Take every line that has the string "publication" and copy it out.

* begin LISTED RECORDS *

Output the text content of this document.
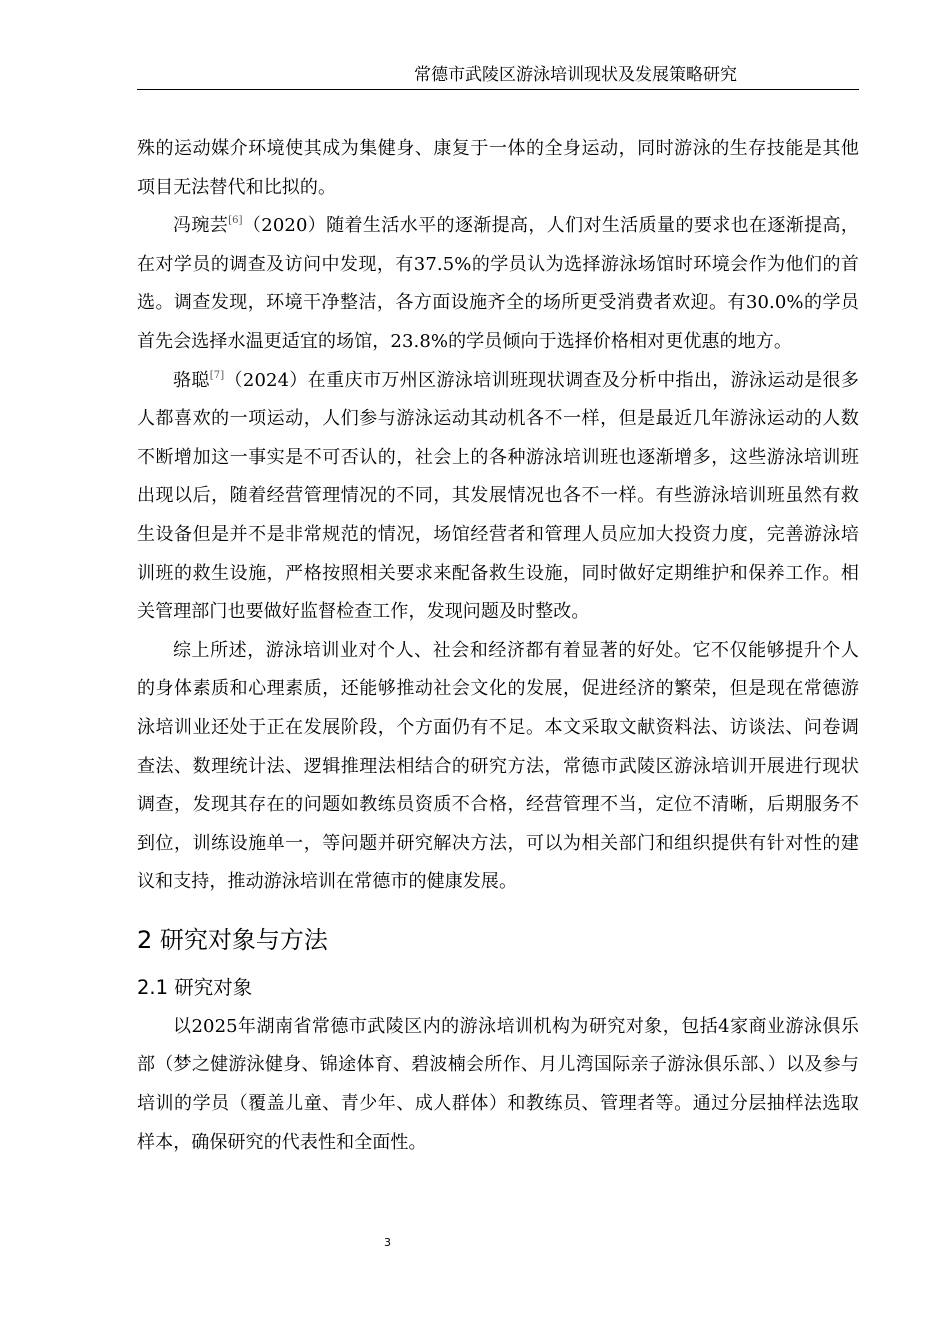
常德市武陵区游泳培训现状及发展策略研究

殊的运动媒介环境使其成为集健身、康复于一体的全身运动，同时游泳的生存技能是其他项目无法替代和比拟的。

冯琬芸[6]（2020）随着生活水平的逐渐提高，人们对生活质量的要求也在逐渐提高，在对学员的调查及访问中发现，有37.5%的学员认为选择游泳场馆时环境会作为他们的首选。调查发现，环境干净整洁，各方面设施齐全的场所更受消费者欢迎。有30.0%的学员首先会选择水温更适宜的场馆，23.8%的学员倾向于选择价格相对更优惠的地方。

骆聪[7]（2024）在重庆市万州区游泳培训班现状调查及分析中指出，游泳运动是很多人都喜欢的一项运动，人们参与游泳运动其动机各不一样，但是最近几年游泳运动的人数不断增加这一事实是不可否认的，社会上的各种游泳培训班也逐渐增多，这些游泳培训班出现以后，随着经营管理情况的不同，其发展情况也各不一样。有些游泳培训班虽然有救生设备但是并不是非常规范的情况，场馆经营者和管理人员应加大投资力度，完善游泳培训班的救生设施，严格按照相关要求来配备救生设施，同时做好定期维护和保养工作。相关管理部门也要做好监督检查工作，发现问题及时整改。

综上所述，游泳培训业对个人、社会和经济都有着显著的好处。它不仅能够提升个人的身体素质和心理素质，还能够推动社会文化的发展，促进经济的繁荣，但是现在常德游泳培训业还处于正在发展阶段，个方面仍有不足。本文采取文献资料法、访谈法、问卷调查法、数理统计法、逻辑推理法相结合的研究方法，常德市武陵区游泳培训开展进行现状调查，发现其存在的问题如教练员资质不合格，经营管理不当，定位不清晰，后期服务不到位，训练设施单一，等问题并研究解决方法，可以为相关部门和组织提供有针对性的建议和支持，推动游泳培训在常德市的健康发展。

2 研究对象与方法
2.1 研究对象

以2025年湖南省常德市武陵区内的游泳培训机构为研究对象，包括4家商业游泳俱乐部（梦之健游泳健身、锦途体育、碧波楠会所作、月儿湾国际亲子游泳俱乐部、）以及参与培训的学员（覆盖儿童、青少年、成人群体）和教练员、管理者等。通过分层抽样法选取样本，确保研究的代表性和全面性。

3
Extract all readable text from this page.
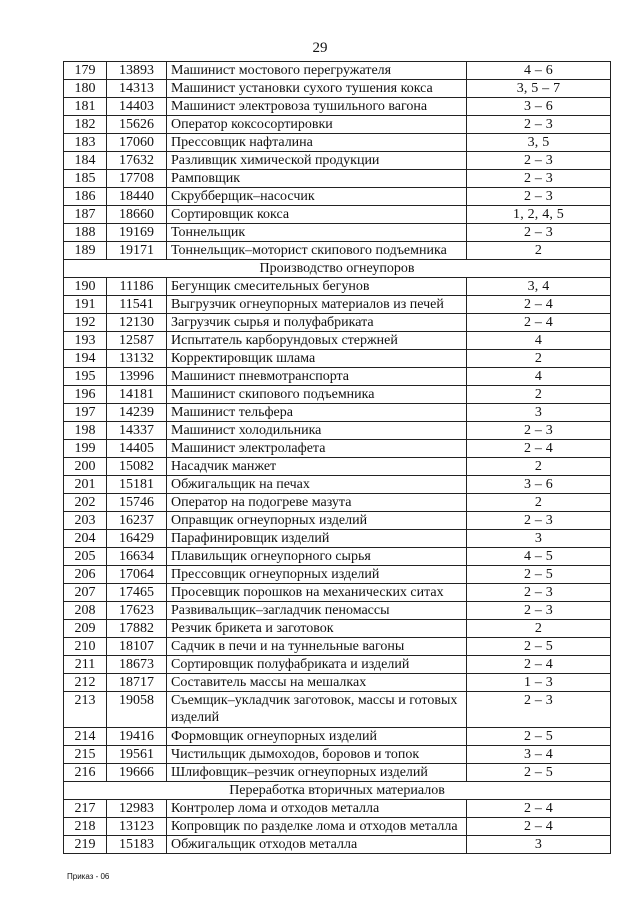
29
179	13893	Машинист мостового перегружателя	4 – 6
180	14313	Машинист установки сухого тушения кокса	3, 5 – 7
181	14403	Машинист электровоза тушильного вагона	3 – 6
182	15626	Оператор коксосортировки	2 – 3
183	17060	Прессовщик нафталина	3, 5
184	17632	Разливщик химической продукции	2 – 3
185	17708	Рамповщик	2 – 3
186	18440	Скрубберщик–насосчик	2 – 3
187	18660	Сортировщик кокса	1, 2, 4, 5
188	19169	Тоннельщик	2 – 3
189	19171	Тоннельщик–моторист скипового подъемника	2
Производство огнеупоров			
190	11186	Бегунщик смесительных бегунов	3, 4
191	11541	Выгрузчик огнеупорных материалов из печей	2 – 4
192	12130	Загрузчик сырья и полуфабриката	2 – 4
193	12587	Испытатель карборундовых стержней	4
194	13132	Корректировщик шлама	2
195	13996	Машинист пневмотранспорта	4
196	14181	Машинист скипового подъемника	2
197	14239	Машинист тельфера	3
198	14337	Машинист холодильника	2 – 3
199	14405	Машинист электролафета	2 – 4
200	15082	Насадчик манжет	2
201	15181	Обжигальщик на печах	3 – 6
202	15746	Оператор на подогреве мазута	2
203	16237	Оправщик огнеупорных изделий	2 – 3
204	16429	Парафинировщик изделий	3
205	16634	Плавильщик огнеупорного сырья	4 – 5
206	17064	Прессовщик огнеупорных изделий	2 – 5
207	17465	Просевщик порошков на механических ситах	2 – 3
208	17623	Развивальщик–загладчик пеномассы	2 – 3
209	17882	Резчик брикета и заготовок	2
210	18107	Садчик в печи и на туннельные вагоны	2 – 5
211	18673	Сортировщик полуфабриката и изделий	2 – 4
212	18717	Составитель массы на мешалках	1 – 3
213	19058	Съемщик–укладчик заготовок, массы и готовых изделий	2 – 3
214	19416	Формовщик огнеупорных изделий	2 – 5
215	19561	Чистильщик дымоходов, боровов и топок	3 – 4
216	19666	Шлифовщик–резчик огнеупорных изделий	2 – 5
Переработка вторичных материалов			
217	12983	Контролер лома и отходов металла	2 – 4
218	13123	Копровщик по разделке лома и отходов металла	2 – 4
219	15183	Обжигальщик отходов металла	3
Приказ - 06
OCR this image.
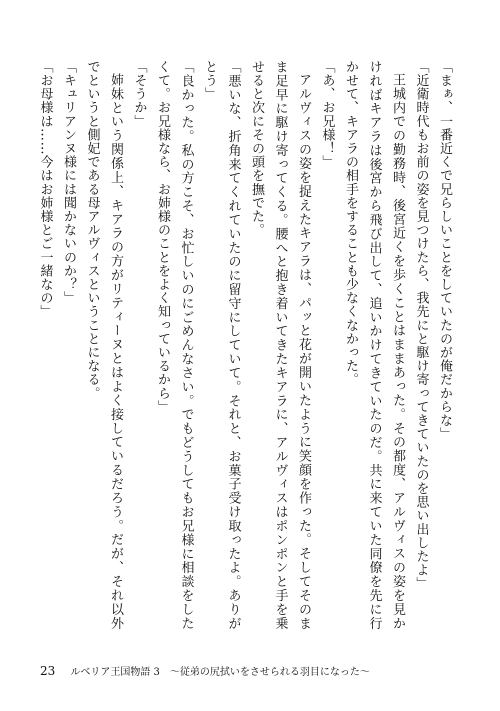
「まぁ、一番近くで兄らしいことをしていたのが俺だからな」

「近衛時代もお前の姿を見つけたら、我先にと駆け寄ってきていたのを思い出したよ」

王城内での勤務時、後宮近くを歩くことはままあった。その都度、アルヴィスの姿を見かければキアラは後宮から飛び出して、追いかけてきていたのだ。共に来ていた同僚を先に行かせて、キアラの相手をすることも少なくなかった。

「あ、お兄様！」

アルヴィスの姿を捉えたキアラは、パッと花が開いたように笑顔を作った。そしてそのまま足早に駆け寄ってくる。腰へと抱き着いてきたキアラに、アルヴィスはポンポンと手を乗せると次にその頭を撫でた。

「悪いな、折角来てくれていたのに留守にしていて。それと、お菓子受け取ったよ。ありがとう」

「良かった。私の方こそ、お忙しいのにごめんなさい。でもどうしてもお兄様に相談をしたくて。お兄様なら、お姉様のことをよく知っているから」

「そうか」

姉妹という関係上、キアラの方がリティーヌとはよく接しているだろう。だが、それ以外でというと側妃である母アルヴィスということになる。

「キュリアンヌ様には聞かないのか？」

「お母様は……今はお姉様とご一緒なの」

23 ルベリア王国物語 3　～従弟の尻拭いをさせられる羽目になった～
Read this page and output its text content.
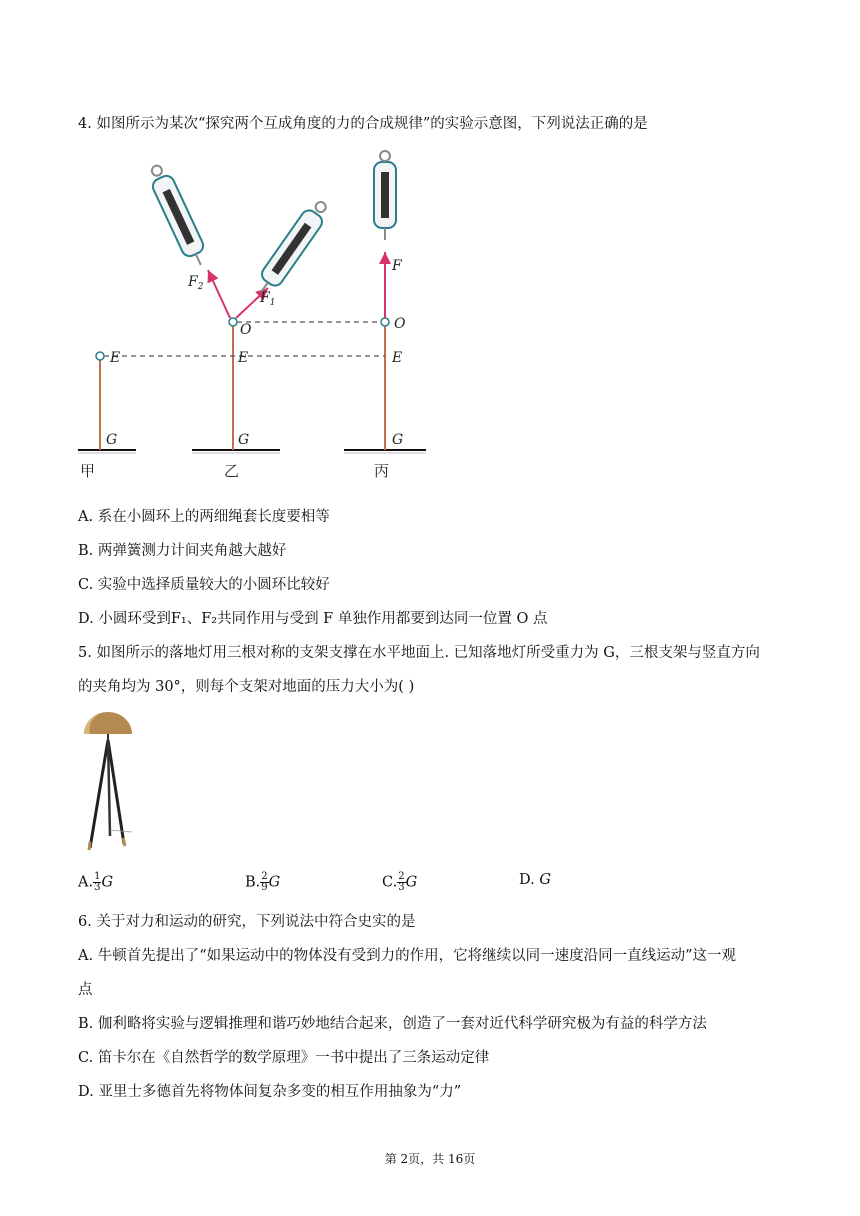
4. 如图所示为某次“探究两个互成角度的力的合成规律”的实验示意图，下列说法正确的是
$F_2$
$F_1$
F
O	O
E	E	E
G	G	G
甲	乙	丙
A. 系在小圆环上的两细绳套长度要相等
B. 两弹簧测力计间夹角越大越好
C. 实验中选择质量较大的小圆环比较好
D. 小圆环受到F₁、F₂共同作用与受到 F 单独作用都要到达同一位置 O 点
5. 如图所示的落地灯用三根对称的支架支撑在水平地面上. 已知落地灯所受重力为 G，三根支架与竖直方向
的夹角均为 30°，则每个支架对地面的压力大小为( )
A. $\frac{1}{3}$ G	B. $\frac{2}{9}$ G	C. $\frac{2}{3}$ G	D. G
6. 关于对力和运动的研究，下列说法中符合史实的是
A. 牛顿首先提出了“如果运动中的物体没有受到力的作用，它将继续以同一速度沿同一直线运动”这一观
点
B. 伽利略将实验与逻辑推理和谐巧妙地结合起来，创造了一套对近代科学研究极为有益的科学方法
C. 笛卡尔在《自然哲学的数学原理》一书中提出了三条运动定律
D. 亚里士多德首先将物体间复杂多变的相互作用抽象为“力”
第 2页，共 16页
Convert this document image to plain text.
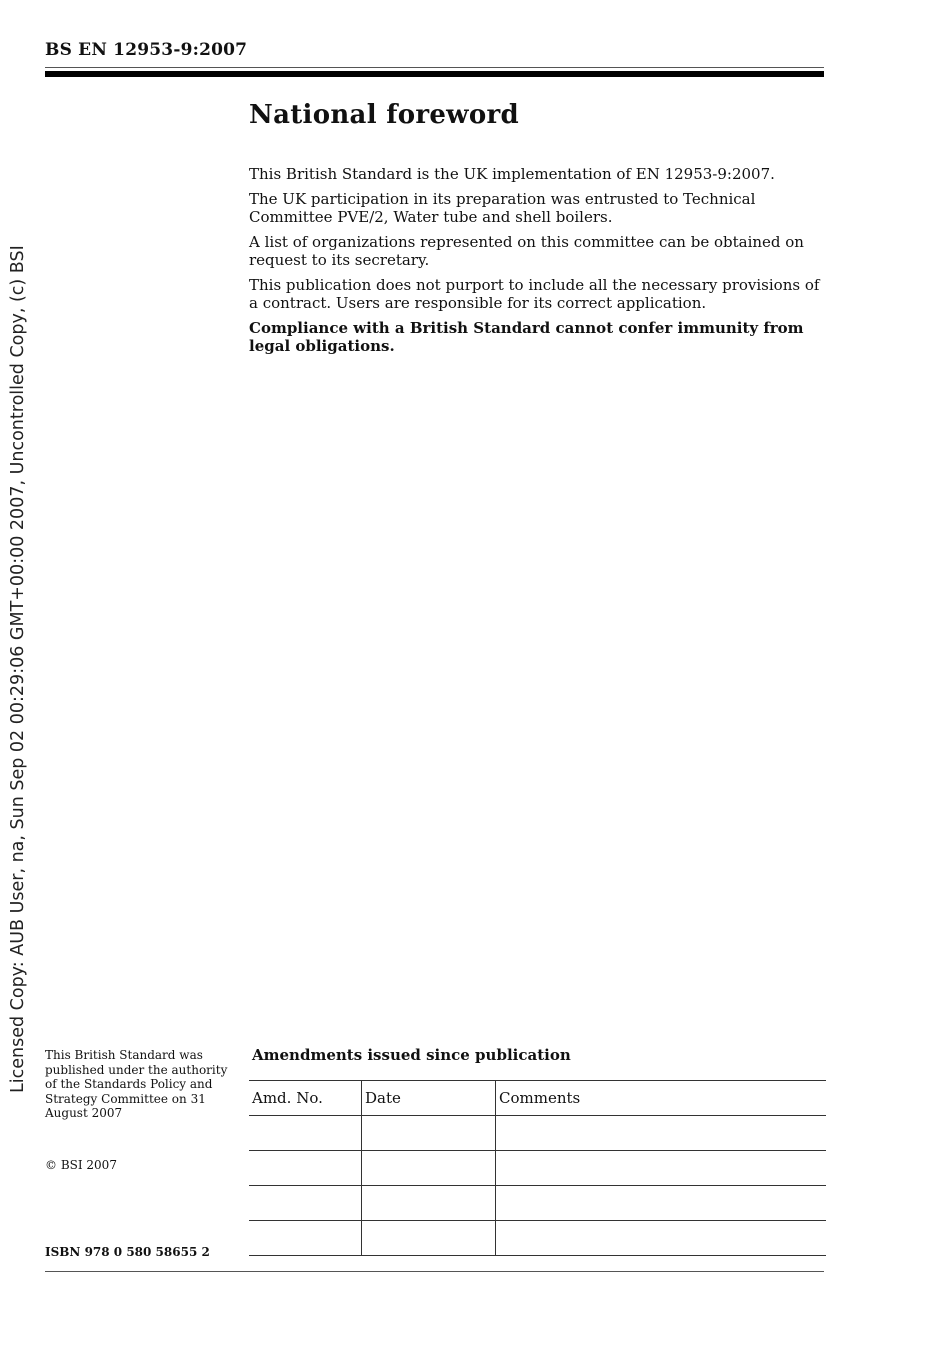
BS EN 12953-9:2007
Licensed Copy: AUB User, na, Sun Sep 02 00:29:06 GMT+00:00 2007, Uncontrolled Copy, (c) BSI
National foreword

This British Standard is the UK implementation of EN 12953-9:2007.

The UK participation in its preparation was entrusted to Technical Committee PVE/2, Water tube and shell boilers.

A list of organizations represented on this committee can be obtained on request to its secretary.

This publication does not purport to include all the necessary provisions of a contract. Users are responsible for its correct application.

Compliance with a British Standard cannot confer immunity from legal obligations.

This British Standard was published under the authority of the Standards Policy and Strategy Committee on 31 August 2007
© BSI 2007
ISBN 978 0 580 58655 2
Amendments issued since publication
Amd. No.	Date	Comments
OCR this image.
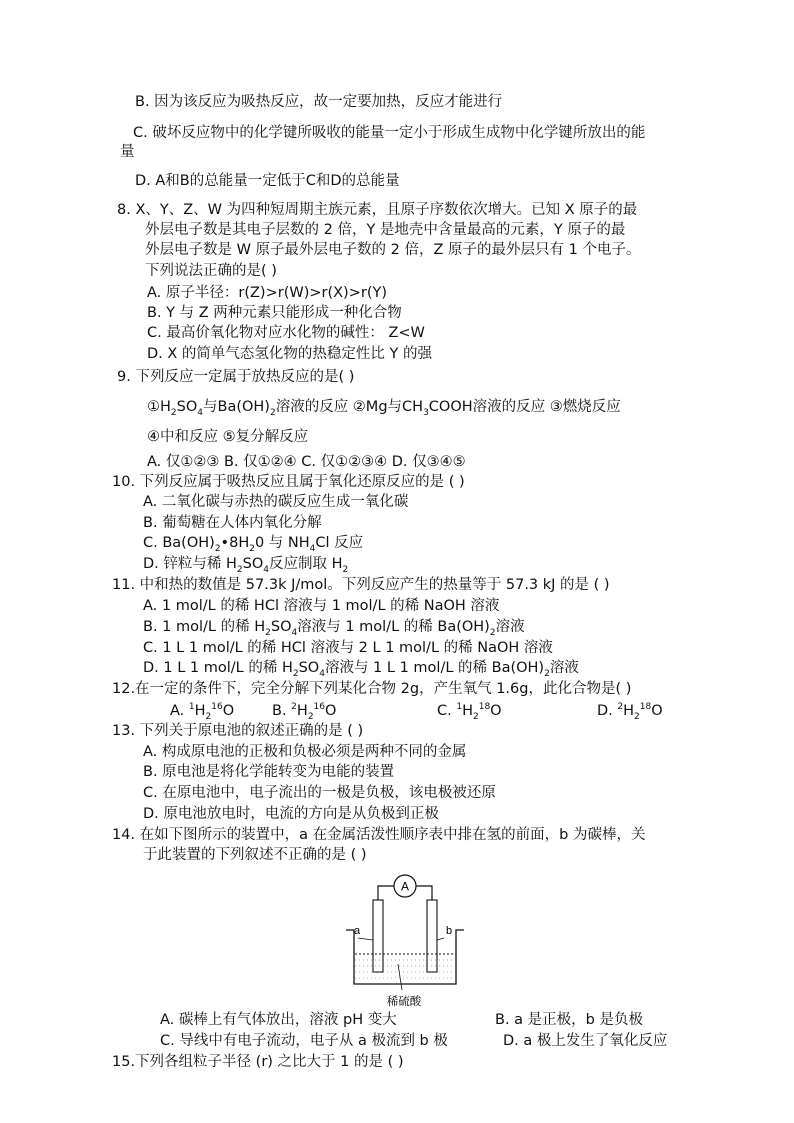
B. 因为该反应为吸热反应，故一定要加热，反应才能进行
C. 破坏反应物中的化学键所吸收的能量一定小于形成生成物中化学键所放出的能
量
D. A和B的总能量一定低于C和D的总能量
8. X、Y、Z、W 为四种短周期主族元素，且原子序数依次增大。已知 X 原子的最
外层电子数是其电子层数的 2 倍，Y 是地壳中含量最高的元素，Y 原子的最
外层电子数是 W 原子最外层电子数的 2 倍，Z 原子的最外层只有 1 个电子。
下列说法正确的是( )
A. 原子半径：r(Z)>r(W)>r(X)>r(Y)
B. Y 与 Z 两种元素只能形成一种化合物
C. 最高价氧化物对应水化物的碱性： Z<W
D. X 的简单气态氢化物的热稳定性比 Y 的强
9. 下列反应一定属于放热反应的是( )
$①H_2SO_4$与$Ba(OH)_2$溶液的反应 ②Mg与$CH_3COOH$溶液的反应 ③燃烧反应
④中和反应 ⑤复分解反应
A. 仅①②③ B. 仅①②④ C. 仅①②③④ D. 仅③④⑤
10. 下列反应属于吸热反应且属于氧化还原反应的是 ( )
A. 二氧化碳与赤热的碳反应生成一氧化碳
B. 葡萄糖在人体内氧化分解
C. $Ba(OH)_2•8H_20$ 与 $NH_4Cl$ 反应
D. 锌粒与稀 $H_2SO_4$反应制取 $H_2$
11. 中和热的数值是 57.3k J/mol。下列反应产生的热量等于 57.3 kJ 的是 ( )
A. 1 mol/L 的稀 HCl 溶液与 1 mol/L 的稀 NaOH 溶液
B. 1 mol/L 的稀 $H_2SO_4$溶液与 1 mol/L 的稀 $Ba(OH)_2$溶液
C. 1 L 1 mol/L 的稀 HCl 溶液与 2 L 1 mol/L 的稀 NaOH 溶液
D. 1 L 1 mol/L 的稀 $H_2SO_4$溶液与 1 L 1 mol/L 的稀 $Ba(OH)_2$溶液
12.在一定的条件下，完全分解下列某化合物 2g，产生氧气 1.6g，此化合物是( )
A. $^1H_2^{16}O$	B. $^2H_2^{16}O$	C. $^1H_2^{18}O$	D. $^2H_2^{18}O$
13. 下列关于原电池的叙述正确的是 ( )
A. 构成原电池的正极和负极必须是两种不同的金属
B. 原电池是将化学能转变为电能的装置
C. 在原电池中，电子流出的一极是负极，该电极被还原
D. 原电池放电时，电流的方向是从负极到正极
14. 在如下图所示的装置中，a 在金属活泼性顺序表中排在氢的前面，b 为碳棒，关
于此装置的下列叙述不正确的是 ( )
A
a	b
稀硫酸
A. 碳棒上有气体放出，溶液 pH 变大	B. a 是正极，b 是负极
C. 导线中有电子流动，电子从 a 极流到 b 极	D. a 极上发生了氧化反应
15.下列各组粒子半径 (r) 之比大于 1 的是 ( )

* end LISTED RECORDS *

- RESULT OF THE TASK -
This publication does not purport to include all the necessary provisions of a contract. Users are responsible for its correct application.
Amendments issued since publication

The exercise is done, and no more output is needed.